Given request. Write out each record again exactly as it stands.

------ Data supplied

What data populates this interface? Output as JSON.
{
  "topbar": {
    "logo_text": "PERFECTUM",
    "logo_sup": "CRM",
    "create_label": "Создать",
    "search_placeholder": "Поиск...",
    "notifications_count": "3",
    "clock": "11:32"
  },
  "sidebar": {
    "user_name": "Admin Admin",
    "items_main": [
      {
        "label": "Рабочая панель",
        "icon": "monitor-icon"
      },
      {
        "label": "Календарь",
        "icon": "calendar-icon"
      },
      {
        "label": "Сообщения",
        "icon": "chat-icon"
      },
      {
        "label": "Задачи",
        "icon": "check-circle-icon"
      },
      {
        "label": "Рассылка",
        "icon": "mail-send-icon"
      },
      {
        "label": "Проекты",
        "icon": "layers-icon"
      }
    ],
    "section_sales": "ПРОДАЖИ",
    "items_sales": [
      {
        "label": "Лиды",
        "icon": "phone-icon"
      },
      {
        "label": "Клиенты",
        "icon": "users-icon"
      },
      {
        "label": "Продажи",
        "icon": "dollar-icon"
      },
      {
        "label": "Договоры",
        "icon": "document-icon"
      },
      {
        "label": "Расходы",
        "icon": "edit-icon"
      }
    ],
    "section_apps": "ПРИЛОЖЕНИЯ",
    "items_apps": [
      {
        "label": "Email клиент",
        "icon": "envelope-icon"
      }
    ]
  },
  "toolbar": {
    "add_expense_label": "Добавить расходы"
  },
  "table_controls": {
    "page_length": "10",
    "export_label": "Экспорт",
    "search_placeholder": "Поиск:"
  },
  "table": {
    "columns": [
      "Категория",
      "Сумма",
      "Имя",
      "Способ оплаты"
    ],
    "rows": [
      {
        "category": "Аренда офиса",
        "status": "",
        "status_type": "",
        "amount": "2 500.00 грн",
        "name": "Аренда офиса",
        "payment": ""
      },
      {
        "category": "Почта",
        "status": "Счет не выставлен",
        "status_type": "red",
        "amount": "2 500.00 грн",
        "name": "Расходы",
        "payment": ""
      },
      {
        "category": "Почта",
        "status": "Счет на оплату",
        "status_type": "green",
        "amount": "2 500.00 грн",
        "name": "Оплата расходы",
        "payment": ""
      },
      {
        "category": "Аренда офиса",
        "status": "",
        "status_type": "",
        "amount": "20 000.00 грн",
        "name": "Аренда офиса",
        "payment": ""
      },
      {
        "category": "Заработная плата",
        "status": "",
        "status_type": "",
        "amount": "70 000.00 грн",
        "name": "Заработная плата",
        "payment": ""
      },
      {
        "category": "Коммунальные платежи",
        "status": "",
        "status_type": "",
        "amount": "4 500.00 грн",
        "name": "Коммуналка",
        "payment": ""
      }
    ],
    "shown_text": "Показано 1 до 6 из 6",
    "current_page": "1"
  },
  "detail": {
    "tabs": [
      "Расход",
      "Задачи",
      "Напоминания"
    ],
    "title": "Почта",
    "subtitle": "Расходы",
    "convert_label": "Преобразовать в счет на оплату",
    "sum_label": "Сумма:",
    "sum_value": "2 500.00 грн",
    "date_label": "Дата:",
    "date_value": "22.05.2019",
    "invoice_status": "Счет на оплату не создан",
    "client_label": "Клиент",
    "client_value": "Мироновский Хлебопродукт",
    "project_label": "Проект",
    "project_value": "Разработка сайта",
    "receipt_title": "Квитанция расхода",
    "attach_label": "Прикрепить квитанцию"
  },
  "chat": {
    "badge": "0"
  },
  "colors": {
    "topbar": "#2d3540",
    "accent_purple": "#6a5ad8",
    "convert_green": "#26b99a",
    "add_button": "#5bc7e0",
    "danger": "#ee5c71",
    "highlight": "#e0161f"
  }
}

------------

Solution below.
What data populates this interface? Output as JSON.
{
  "topbar": {
    "logo_text": "PERFECTUM",
    "logo_sup": "CRM",
    "create_label": "Создать",
    "search_placeholder": "Поиск...",
    "notifications_count": "3",
    "clock": "11:32"
  },
  "sidebar": {
    "user_name": "Admin Admin",
    "items_main": [
      {
        "label": "Рабочая панель",
        "icon": "monitor-icon"
      },
      {
        "label": "Календарь",
        "icon": "calendar-icon"
      },
      {
        "label": "Сообщения",
        "icon": "chat-icon"
      },
      {
        "label": "Задачи",
        "icon": "check-circle-icon"
      },
      {
        "label": "Рассылка",
        "icon": "mail-send-icon"
      },
      {
        "label": "Проекты",
        "icon": "layers-icon"
      }
    ],
    "section_sales": "ПРОДАЖИ",
    "items_sales": [
      {
        "label": "Лиды",
        "icon": "phone-icon"
      },
      {
        "label": "Клиенты",
        "icon": "users-icon"
      },
      {
        "label": "Продажи",
        "icon": "dollar-icon"
      },
      {
        "label": "Договоры",
        "icon": "document-icon"
      },
      {
        "label": "Расходы",
        "icon": "edit-icon"
      }
    ],
    "section_apps": "ПРИЛОЖЕНИЯ",
    "items_apps": [
      {
        "label": "Email клиент",
        "icon": "envelope-icon"
      }
    ]
  },
  "toolbar": {
    "add_expense_label": "Добавить расходы"
  },
  "table_controls": {
    "page_length": "10",
    "export_label": "Экспорт",
    "search_placeholder": "Поиск:"
  },
  "table": {
    "columns": [
      "Категория",
      "Сумма",
      "Имя",
      "Способ оплаты"
    ],
    "rows": [
      {
        "category": "Аренда офиса",
        "status": "",
        "status_type": "",
        "amount": "2 500.00 грн",
        "name": "Аренда офиса",
        "payment": ""
      },
      {
        "category": "Почта",
        "status": "Счет не выставлен",
        "status_type": "red",
        "amount": "2 500.00 грн",
        "name": "Расходы",
        "payment": ""
      },
      {
        "category": "Почта",
        "status": "Счет на оплату",
        "status_type": "green",
        "amount": "2 500.00 грн",
        "name": "Оплата расходы",
        "payment": ""
      },
      {
        "category": "Аренда офиса",
        "status": "",
        "status_type": "",
        "amount": "20 000.00 грн",
        "name": "Аренда офиса",
        "payment": ""
      },
      {
        "category": "Заработная плата",
        "status": "",
        "status_type": "",
        "amount": "70 000.00 грн",
        "name": "Заработная плата",
        "payment": ""
      },
      {
        "category": "Коммунальные платежи",
        "status": "",
        "status_type": "",
        "amount": "4 500.00 грн",
        "name": "Коммуналка",
        "payment": ""
      }
    ],
    "shown_text": "Показано 1 до 6 из 6",
    "current_page": "1"
  },
  "detail": {
    "tabs": [
      "Расход",
      "Задачи",
      "Напоминания"
    ],
    "title": "Почта",
    "subtitle": "Расходы",
    "convert_label": "Преобразовать в счет на оплату",
    "sum_label": "Сумма:",
    "sum_value": "2 500.00 грн",
    "date_label": "Дата:",
    "date_value": "22.05.2019",
    "invoice_status": "Счет на оплату не создан",
    "client_label": "Клиент",
    "client_value": "Мироновский Хлебопродукт",
    "project_label": "Проект",
    "project_value": "Разработка сайта",
    "receipt_title": "Квитанция расхода",
    "attach_label": "Прикрепить квитанцию"
  },
  "chat": {
    "badge": "0"
  },
  "colors": {
    "topbar": "#2d3540",
    "accent_purple": "#6a5ad8",
    "convert_green": "#26b99a",
    "add_button": "#5bc7e0",
    "danger": "#ee5c71",
    "highlight": "#e0161f"
  }
}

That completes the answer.